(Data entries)
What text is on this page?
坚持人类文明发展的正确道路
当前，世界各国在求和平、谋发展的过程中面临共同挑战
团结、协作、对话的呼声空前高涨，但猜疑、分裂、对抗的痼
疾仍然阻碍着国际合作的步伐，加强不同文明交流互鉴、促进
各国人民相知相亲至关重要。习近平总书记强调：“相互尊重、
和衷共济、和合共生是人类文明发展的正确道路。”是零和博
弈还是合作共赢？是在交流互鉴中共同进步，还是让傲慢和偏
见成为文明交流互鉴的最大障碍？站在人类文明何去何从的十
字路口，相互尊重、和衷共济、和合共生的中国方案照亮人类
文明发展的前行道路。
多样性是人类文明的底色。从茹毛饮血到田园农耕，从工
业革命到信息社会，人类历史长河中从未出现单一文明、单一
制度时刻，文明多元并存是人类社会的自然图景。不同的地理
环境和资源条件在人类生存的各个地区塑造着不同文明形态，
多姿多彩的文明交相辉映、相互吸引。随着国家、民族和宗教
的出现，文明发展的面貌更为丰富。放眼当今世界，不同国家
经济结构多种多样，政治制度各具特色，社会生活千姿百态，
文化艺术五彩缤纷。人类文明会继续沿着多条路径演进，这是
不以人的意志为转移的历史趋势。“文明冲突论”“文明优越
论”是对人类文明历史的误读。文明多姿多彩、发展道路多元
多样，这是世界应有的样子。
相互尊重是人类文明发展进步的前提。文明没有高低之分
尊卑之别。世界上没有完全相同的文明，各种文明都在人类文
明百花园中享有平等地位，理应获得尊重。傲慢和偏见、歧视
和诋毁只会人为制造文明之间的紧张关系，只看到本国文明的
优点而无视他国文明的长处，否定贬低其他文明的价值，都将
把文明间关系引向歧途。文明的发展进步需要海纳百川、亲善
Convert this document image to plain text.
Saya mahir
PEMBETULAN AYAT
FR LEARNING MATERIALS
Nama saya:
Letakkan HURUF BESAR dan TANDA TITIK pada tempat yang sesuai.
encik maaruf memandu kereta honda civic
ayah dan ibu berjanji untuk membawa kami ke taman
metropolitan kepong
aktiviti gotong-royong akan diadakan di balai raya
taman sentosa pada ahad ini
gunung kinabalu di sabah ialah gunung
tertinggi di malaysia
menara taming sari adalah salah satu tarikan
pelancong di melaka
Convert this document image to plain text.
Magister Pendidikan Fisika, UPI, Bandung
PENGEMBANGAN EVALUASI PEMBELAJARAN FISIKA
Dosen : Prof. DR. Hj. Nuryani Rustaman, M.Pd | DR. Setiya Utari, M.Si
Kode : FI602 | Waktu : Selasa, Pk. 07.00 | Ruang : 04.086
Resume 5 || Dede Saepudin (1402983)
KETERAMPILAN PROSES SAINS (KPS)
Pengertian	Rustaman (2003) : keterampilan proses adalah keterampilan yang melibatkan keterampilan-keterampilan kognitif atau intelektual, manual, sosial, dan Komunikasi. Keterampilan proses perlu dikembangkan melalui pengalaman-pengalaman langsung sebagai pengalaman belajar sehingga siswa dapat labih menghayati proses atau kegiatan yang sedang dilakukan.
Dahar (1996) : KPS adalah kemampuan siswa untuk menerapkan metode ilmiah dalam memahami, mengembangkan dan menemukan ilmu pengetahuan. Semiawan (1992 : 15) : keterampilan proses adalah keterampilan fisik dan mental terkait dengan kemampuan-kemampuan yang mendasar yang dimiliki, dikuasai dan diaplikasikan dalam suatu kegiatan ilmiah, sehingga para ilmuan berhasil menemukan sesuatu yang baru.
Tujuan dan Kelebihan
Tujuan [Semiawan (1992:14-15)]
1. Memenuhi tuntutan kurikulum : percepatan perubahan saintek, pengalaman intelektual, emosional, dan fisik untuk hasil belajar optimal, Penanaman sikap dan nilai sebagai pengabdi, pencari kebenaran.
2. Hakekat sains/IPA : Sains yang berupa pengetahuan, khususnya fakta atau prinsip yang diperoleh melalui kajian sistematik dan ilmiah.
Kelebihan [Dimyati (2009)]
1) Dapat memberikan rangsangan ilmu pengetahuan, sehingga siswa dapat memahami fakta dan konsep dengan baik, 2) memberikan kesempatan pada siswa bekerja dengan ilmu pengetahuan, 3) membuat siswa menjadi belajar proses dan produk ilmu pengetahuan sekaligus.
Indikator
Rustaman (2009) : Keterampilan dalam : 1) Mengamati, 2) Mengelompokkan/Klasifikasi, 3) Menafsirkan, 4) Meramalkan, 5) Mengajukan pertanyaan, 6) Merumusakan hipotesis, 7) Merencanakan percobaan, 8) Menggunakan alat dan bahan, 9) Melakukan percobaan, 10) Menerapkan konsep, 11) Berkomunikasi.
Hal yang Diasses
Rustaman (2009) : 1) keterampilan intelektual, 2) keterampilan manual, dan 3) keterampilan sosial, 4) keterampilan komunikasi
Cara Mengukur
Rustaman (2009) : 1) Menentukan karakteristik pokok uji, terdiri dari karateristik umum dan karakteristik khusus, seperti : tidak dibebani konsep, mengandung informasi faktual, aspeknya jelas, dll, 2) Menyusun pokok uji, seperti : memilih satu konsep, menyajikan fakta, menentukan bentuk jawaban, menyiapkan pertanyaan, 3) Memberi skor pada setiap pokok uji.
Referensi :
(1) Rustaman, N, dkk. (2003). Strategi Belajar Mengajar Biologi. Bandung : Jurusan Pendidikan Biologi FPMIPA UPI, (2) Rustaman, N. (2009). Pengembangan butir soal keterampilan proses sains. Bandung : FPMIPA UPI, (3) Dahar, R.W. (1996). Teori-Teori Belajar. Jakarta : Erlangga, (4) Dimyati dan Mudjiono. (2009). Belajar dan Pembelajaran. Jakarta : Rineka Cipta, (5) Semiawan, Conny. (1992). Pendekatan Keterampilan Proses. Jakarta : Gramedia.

WHAT YOU SHOULD DO — Print the entries exactly. Include every one.

RESULT FOR THIS TASK —
What text is on this page?
坚持人类文明发展的正确道路
当前，世界各国在求和平、谋发展的过程中面临共同挑战
团结、协作、对话的呼声空前高涨，但猜疑、分裂、对抗的痼
疾仍然阻碍着国际合作的步伐，加强不同文明交流互鉴、促进
各国人民相知相亲至关重要。习近平总书记强调：“相互尊重、
和衷共济、和合共生是人类文明发展的正确道路。”是零和博
弈还是合作共赢？是在交流互鉴中共同进步，还是让傲慢和偏
见成为文明交流互鉴的最大障碍？站在人类文明何去何从的十
字路口，相互尊重、和衷共济、和合共生的中国方案照亮人类
文明发展的前行道路。
多样性是人类文明的底色。从茹毛饮血到田园农耕，从工
业革命到信息社会，人类历史长河中从未出现单一文明、单一
制度时刻，文明多元并存是人类社会的自然图景。不同的地理
环境和资源条件在人类生存的各个地区塑造着不同文明形态，
多姿多彩的文明交相辉映、相互吸引。随着国家、民族和宗教
的出现，文明发展的面貌更为丰富。放眼当今世界，不同国家
经济结构多种多样，政治制度各具特色，社会生活千姿百态，
文化艺术五彩缤纷。人类文明会继续沿着多条路径演进，这是
不以人的意志为转移的历史趋势。“文明冲突论”“文明优越
论”是对人类文明历史的误读。文明多姿多彩、发展道路多元
多样，这是世界应有的样子。
相互尊重是人类文明发展进步的前提。文明没有高低之分
尊卑之别。世界上没有完全相同的文明，各种文明都在人类文
明百花园中享有平等地位，理应获得尊重。傲慢和偏见、歧视
和诋毁只会人为制造文明之间的紧张关系，只看到本国文明的
优点而无视他国文明的长处，否定贬低其他文明的价值，都将
把文明间关系引向歧途。文明的发展进步需要海纳百川、亲善
Convert this document image to plain text.
Saya mahir
PEMBETULAN AYAT
FR LEARNING MATERIALS
Nama saya:
Letakkan HURUF BESAR dan TANDA TITIK pada tempat yang sesuai.
encik maaruf memandu kereta honda civic
ayah dan ibu berjanji untuk membawa kami ke taman
metropolitan kepong
aktiviti gotong-royong akan diadakan di balai raya
taman sentosa pada ahad ini
gunung kinabalu di sabah ialah gunung
tertinggi di malaysia
menara taming sari adalah salah satu tarikan
pelancong di melaka
Convert this document image to plain text.
Magister Pendidikan Fisika, UPI, Bandung
PENGEMBANGAN EVALUASI PEMBELAJARAN FISIKA
Dosen : Prof. DR. Hj. Nuryani Rustaman, M.Pd | DR. Setiya Utari, M.Si
Kode : FI602 | Waktu : Selasa, Pk. 07.00 | Ruang : 04.086
Resume 5 || Dede Saepudin (1402983)
KETERAMPILAN PROSES SAINS (KPS)
Pengertian	Rustaman (2003) : keterampilan proses adalah keterampilan yang melibatkan keterampilan-keterampilan kognitif atau intelektual, manual, sosial, dan Komunikasi. Keterampilan proses perlu dikembangkan melalui pengalaman-pengalaman langsung sebagai pengalaman belajar sehingga siswa dapat labih menghayati proses atau kegiatan yang sedang dilakukan.
Dahar (1996) : KPS adalah kemampuan siswa untuk menerapkan metode ilmiah dalam memahami, mengembangkan dan menemukan ilmu pengetahuan. Semiawan (1992 : 15) : keterampilan proses adalah keterampilan fisik dan mental terkait dengan kemampuan-kemampuan yang mendasar yang dimiliki, dikuasai dan diaplikasikan dalam suatu kegiatan ilmiah, sehingga para ilmuan berhasil menemukan sesuatu yang baru.
Tujuan dan Kelebihan
Tujuan [Semiawan (1992:14-15)]
1. Memenuhi tuntutan kurikulum : percepatan perubahan saintek, pengalaman intelektual, emosional, dan fisik untuk hasil belajar optimal, Penanaman sikap dan nilai sebagai pengabdi, pencari kebenaran.
2. Hakekat sains/IPA : Sains yang berupa pengetahuan, khususnya fakta atau prinsip yang diperoleh melalui kajian sistematik dan ilmiah.
Kelebihan [Dimyati (2009)]
1) Dapat memberikan rangsangan ilmu pengetahuan, sehingga siswa dapat memahami fakta dan konsep dengan baik, 2) memberikan kesempatan pada siswa bekerja dengan ilmu pengetahuan, 3) membuat siswa menjadi belajar proses dan produk ilmu pengetahuan sekaligus.
Indikator
Rustaman (2009) : Keterampilan dalam : 1) Mengamati, 2) Mengelompokkan/Klasifikasi, 3) Menafsirkan, 4) Meramalkan, 5) Mengajukan pertanyaan, 6) Merumusakan hipotesis, 7) Merencanakan percobaan, 8) Menggunakan alat dan bahan, 9) Melakukan percobaan, 10) Menerapkan konsep, 11) Berkomunikasi.
Hal yang Diasses
Rustaman (2009) : 1) keterampilan intelektual, 2) keterampilan manual, dan 3) keterampilan sosial, 4) keterampilan komunikasi
Cara Mengukur
Rustaman (2009) : 1) Menentukan karakteristik pokok uji, terdiri dari karateristik umum dan karakteristik khusus, seperti : tidak dibebani konsep, mengandung informasi faktual, aspeknya jelas, dll, 2) Menyusun pokok uji, seperti : memilih satu konsep, menyajikan fakta, menentukan bentuk jawaban, menyiapkan pertanyaan, 3) Memberi skor pada setiap pokok uji.
Referensi :
(1) Rustaman, N, dkk. (2003). Strategi Belajar Mengajar Biologi. Bandung : Jurusan Pendidikan Biologi FPMIPA UPI, (2) Rustaman, N. (2009). Pengembangan butir soal keterampilan proses sains. Bandung : FPMIPA UPI, (3) Dahar, R.W. (1996). Teori-Teori Belajar. Jakarta : Erlangga, (4) Dimyati dan Mudjiono. (2009). Belajar dan Pembelajaran. Jakarta : Rineka Cipta, (5) Semiawan, Conny. (1992). Pendekatan Keterampilan Proses. Jakarta : Gramedia.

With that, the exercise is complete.